[Dataset entries]
▬▬▬▬▬▬▬▬▬▬

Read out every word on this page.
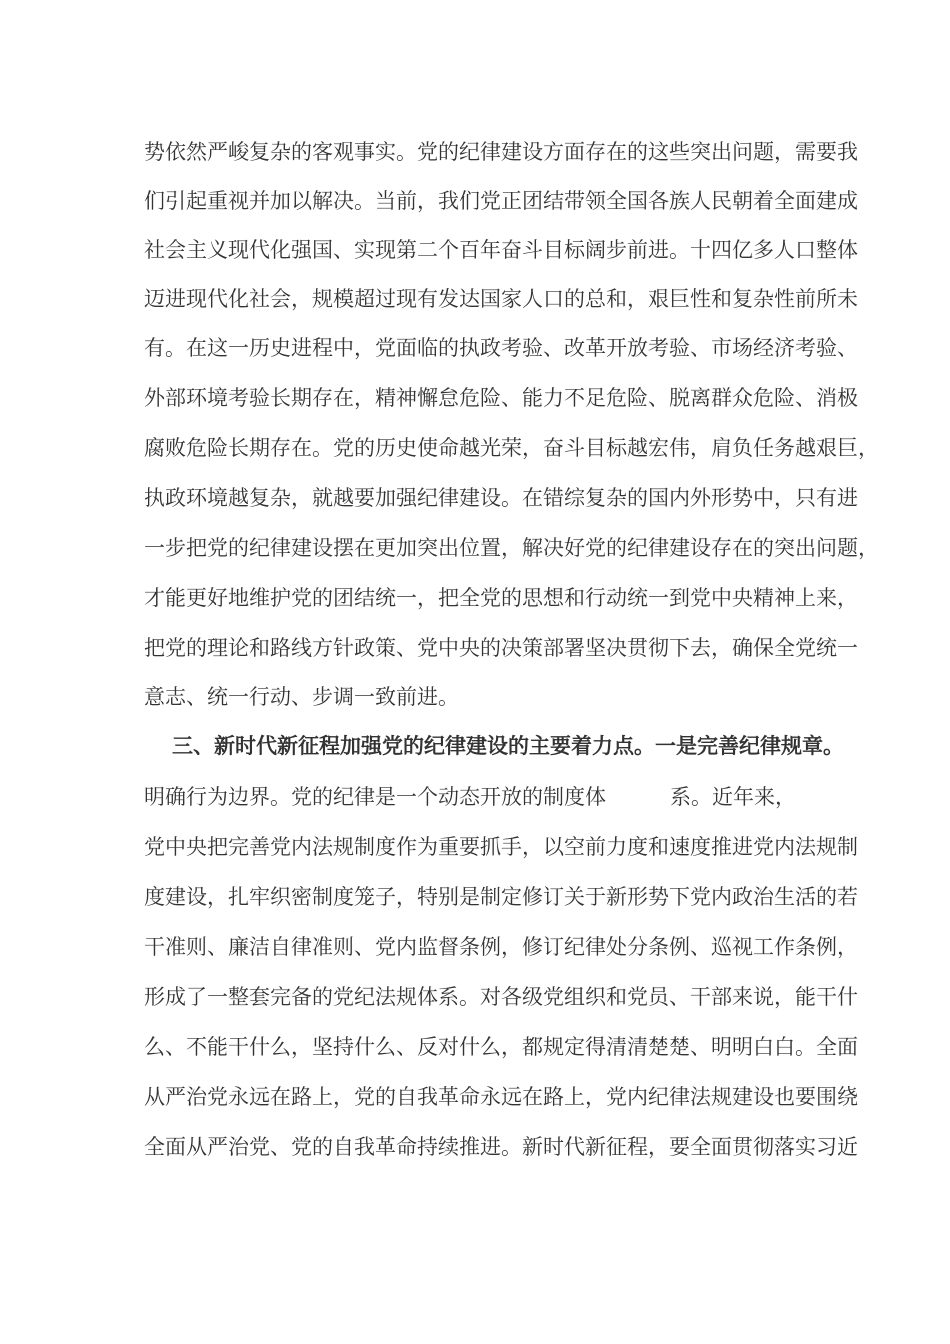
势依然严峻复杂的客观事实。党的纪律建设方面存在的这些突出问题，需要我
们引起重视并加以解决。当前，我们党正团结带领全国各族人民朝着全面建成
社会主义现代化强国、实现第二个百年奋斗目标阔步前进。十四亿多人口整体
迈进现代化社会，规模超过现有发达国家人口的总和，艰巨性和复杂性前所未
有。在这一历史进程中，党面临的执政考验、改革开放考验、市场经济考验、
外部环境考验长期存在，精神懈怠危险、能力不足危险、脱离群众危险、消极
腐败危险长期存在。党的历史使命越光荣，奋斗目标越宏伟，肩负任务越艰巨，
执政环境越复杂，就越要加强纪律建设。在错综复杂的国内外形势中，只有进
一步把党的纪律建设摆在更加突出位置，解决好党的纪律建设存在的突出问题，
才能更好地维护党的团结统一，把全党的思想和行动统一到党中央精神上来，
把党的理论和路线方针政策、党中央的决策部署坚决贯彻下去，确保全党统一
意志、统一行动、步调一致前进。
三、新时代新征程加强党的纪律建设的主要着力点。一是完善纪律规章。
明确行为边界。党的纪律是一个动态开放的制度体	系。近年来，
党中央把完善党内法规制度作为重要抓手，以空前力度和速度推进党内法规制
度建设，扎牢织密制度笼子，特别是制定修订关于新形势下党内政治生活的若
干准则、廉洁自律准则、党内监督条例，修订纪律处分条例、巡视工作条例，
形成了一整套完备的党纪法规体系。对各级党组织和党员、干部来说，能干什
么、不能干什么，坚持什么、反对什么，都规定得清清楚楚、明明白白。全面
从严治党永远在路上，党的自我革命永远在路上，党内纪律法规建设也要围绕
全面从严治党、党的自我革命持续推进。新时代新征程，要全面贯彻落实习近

▬▬▬▬▬▬▬▬▬▬

> _TASK GOAL_:
Print out the whole of the material word for word, without pictures.

> _COMPLETED EXERCISE_:
Read out every word on this page.
势依然严峻复杂的客观事实。党的纪律建设方面存在的这些突出问题，需要我
们引起重视并加以解决。当前，我们党正团结带领全国各族人民朝着全面建成
社会主义现代化强国、实现第二个百年奋斗目标阔步前进。十四亿多人口整体
迈进现代化社会，规模超过现有发达国家人口的总和，艰巨性和复杂性前所未
有。在这一历史进程中，党面临的执政考验、改革开放考验、市场经济考验、
外部环境考验长期存在，精神懈怠危险、能力不足危险、脱离群众危险、消极
腐败危险长期存在。党的历史使命越光荣，奋斗目标越宏伟，肩负任务越艰巨，
执政环境越复杂，就越要加强纪律建设。在错综复杂的国内外形势中，只有进
一步把党的纪律建设摆在更加突出位置，解决好党的纪律建设存在的突出问题，
才能更好地维护党的团结统一，把全党的思想和行动统一到党中央精神上来，
把党的理论和路线方针政策、党中央的决策部署坚决贯彻下去，确保全党统一
意志、统一行动、步调一致前进。
三、新时代新征程加强党的纪律建设的主要着力点。一是完善纪律规章。
明确行为边界。党的纪律是一个动态开放的制度体	系。近年来，
党中央把完善党内法规制度作为重要抓手，以空前力度和速度推进党内法规制
度建设，扎牢织密制度笼子，特别是制定修订关于新形势下党内政治生活的若
干准则、廉洁自律准则、党内监督条例，修订纪律处分条例、巡视工作条例，
形成了一整套完备的党纪法规体系。对各级党组织和党员、干部来说，能干什
么、不能干什么，坚持什么、反对什么，都规定得清清楚楚、明明白白。全面
从严治党永远在路上，党的自我革命永远在路上，党内纪律法规建设也要围绕
全面从严治党、党的自我革命持续推进。新时代新征程，要全面贯彻落实习近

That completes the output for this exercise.